Item position listing

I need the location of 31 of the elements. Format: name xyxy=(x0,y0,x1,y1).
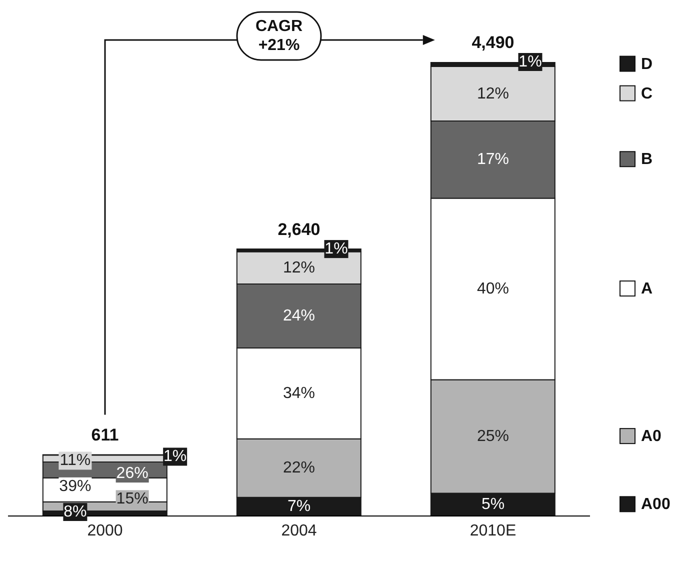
x-tick-label: 2004 xyxy=(281,522,317,540)
legend-label: C xyxy=(641,85,653,102)
annotation: 8% xyxy=(64,504,87,520)
annotation: 34% xyxy=(282,384,316,402)
annotation: 7% xyxy=(287,498,311,516)
annotation: 611 xyxy=(91,426,119,445)
annotation: 26% xyxy=(116,465,148,482)
x-tick-label: 2000 xyxy=(87,522,123,540)
legend-label: A0 xyxy=(641,428,662,446)
annotation: 12% xyxy=(282,259,316,276)
annotation: 17% xyxy=(476,151,510,168)
annotation: 11% xyxy=(60,452,91,470)
annotation: 15% xyxy=(116,490,148,508)
annotation: 1% xyxy=(164,448,187,466)
annotation: 1% xyxy=(518,54,542,70)
text: 4,490 xyxy=(472,33,514,52)
annotation: 22% xyxy=(282,460,316,477)
x-tick-label: 2010E xyxy=(470,522,516,540)
annotation: 40% xyxy=(476,280,510,298)
text: CAGR +21% xyxy=(255,18,303,54)
legend-label: B xyxy=(641,151,653,168)
legend-label: D xyxy=(641,56,653,73)
annotation: 24% xyxy=(282,308,316,325)
annotation: 12% xyxy=(476,85,510,102)
annotation: 39% xyxy=(59,478,92,495)
annotation: 2,640 xyxy=(278,220,320,240)
annotation: 1% xyxy=(324,240,348,258)
legend-label: A00 xyxy=(641,496,670,514)
legend-label: A xyxy=(641,280,653,298)
annotation: 25% xyxy=(476,428,510,446)
annotation: 5% xyxy=(481,496,505,514)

— What you have to do —
Please convert the lines of the listing from the one containing "x-tick-label: 2004 xyxy=(281,522,317,540)" through the one containing "annotation: 611 xyxy=(91,426,119,445)", inclusive, into a Markdown table with a Row column for the line's number and an Entry column for the line itself, leaving out any blank lines.

— Exercise result —
| Row | Entry |
|---|---|
| 1 | x-tick-label: 2004 xyxy=(281,522,317,540) |
| 2 | legend-label: C xyxy=(641,85,653,102) |
| 3 | annotation: 8% xyxy=(64,504,87,520) |
| 4 | annotation: 34% xyxy=(282,384,316,402) |
| 5 | annotation: 7% xyxy=(287,498,311,516) |
| 6 | annotation: 611 xyxy=(91,426,119,445) |